[begin SUPPLIED DATA]
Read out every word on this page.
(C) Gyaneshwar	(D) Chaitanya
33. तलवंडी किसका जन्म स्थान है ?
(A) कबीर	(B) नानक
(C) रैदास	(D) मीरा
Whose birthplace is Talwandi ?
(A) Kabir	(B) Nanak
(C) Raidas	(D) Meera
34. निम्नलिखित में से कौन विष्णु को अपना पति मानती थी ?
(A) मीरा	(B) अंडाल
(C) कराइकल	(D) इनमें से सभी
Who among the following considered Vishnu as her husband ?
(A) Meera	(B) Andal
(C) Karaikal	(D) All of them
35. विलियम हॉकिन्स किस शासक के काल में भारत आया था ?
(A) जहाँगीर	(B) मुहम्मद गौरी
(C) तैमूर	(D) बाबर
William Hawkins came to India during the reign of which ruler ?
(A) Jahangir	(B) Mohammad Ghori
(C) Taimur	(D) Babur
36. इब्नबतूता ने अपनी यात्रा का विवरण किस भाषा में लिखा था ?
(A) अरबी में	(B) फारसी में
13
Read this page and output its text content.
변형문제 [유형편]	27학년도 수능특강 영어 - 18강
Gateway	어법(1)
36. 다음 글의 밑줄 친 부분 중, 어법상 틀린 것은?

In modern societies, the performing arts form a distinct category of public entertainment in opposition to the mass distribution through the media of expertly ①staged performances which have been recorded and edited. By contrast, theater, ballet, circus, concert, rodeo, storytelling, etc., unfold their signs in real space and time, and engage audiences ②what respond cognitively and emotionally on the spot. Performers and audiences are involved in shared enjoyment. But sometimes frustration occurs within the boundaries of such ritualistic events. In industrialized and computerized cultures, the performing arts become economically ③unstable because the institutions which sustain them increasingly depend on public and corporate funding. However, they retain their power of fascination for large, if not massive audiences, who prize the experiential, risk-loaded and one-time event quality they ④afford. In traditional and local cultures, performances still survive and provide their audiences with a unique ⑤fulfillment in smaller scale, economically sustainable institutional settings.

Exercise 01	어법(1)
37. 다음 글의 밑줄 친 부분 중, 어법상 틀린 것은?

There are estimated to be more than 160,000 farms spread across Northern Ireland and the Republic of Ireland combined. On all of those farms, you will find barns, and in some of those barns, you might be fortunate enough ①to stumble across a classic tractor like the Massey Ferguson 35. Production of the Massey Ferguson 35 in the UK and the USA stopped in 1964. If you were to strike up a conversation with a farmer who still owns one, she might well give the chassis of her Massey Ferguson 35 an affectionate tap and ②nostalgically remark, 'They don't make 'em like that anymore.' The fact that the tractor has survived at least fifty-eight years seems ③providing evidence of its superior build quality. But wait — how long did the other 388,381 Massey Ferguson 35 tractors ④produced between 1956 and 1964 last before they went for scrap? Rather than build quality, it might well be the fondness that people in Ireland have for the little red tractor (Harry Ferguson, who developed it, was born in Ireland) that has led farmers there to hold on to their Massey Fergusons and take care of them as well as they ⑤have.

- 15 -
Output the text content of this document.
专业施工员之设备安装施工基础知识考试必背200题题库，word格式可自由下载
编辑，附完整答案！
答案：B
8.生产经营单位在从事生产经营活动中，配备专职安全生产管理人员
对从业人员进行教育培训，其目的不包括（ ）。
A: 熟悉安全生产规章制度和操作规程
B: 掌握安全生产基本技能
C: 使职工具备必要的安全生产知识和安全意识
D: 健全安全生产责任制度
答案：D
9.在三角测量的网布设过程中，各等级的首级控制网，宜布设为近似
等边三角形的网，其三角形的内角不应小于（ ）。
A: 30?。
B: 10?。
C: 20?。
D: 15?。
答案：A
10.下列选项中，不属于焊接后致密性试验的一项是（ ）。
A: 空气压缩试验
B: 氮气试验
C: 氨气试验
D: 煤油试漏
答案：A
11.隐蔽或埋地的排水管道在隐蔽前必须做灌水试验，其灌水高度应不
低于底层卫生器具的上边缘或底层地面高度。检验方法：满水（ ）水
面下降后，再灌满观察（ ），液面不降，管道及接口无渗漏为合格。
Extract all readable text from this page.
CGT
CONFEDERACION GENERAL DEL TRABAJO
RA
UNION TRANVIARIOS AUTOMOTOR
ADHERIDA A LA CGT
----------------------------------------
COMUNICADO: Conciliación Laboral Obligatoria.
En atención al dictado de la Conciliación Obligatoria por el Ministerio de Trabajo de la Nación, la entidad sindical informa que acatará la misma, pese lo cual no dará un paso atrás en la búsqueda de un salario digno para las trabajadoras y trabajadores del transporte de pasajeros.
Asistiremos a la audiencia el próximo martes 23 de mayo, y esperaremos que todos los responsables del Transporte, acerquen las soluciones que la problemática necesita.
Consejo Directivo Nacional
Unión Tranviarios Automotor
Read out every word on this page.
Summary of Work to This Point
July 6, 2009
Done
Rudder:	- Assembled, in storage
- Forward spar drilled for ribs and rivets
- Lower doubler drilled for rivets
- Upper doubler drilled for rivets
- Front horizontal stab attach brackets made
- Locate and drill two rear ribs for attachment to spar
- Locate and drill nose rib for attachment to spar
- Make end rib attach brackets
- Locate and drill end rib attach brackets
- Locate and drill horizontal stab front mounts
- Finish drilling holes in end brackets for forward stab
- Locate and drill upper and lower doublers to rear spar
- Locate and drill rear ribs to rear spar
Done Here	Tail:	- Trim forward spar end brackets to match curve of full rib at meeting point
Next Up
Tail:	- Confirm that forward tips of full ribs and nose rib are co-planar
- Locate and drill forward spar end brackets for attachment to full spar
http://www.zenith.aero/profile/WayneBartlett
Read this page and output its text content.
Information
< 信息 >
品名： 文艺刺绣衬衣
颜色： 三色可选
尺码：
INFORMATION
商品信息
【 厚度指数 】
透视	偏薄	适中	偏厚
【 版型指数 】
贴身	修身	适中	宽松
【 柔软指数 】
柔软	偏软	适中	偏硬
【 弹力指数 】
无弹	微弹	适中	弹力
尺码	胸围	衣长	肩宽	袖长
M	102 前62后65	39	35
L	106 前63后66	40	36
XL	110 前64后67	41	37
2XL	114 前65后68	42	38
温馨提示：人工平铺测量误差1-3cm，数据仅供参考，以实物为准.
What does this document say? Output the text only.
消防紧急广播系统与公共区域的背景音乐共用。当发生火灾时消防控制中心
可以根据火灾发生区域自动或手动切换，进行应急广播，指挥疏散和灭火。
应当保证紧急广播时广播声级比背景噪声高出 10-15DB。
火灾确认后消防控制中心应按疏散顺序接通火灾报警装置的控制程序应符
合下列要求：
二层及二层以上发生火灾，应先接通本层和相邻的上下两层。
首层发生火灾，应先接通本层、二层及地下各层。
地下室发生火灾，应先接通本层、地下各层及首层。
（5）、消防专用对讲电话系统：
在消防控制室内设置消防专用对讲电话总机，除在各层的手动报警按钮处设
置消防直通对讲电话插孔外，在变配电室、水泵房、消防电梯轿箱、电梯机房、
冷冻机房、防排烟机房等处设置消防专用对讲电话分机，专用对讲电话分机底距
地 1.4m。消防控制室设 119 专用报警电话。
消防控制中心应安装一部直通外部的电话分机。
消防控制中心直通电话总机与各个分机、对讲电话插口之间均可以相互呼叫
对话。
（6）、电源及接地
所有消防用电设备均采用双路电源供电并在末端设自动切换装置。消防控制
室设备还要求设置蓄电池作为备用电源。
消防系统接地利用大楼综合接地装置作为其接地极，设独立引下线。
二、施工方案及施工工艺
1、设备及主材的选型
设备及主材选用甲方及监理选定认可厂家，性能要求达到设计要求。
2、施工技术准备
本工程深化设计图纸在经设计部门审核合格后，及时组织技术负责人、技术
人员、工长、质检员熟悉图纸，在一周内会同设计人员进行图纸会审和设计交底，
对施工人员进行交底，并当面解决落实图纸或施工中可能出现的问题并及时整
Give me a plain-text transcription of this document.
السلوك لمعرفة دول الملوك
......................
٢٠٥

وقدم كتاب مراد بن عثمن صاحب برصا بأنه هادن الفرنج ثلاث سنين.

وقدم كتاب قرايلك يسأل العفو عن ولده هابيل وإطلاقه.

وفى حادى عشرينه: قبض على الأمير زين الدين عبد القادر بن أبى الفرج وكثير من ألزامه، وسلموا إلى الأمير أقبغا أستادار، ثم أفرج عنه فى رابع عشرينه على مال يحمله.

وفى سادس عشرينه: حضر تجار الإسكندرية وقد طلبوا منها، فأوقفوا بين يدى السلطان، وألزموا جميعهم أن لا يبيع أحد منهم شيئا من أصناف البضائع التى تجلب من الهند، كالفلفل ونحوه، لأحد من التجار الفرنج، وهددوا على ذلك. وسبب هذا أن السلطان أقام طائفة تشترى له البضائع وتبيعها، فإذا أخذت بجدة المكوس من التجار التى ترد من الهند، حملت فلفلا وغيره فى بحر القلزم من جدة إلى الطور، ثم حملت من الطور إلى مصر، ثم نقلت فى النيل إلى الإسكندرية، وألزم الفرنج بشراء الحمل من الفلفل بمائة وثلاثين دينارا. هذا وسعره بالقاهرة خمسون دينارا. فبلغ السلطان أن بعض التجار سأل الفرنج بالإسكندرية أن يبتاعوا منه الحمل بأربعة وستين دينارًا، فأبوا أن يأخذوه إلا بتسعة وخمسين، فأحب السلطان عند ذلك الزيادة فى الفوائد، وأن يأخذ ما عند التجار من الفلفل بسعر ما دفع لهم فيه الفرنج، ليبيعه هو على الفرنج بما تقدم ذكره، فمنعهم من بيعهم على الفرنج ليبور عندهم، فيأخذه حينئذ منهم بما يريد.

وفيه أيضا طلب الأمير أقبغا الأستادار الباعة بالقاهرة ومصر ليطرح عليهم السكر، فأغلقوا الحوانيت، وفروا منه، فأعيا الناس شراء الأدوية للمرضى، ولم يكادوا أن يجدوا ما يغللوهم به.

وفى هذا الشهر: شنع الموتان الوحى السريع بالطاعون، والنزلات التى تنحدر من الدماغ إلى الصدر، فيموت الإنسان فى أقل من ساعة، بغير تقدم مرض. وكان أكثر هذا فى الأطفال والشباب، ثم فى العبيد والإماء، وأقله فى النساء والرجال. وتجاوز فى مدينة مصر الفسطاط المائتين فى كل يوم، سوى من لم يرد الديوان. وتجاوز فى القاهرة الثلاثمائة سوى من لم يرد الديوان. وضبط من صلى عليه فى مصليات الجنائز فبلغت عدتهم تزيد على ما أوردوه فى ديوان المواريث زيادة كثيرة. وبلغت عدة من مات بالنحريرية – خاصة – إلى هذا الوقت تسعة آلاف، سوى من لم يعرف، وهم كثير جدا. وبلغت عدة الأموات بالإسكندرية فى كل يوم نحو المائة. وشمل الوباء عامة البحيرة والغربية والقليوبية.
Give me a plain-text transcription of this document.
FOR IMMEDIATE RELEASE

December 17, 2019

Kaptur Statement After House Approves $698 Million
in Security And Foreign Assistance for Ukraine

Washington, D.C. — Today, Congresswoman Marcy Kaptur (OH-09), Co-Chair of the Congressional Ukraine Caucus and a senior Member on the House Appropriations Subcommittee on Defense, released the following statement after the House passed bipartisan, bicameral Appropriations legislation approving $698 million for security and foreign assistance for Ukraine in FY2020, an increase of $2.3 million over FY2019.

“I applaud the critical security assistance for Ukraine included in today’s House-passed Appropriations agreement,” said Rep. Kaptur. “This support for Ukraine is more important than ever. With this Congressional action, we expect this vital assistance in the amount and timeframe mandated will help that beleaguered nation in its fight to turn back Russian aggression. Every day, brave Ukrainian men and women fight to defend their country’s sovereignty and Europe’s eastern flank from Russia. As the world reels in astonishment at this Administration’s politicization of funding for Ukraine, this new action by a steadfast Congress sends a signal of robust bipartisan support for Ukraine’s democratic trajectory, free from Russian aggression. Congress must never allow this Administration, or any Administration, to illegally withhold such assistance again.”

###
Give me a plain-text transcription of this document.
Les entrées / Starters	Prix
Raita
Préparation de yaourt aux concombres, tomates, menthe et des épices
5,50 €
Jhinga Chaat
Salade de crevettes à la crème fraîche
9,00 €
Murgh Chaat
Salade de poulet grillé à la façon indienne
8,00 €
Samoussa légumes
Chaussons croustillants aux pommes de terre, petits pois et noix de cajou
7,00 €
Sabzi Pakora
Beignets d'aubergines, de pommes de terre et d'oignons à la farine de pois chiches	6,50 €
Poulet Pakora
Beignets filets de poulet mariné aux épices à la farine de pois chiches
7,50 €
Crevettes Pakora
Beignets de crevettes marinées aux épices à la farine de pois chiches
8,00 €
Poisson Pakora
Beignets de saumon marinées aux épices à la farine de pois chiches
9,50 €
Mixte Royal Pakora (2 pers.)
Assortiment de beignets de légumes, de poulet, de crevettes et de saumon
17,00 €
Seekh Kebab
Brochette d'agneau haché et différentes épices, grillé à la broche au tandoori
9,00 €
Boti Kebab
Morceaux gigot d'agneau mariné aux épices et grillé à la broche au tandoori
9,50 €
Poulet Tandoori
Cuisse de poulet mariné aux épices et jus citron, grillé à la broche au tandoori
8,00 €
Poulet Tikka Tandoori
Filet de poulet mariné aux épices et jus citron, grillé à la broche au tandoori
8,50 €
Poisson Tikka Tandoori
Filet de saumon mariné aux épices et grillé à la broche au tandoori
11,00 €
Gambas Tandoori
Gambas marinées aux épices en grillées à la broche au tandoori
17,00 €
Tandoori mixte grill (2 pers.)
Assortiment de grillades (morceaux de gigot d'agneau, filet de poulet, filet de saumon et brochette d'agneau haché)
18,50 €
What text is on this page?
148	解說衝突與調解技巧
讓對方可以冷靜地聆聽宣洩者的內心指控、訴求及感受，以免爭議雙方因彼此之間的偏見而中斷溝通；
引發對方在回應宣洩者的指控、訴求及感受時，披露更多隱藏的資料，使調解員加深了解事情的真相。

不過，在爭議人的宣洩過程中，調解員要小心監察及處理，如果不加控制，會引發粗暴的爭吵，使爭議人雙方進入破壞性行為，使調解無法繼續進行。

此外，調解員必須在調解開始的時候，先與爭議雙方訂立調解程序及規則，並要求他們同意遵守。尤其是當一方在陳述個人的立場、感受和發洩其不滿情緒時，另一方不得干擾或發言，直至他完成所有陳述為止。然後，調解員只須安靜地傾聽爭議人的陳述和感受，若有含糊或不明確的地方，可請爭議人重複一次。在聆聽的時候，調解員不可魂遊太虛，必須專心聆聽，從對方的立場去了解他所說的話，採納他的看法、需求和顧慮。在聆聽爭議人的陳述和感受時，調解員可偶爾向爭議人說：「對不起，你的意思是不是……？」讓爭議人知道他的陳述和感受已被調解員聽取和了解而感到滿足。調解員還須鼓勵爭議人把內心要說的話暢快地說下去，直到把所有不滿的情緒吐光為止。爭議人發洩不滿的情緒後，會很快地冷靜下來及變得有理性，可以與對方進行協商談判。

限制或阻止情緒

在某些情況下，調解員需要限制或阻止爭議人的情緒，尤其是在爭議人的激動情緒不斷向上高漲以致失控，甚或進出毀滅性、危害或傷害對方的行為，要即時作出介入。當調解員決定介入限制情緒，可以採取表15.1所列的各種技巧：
[end SUPPLIED DATA]
> **REQUEST**: Report how many lines in the data contain the word "pommes", with no words besides the number.

> **TASK ANSWER**: 2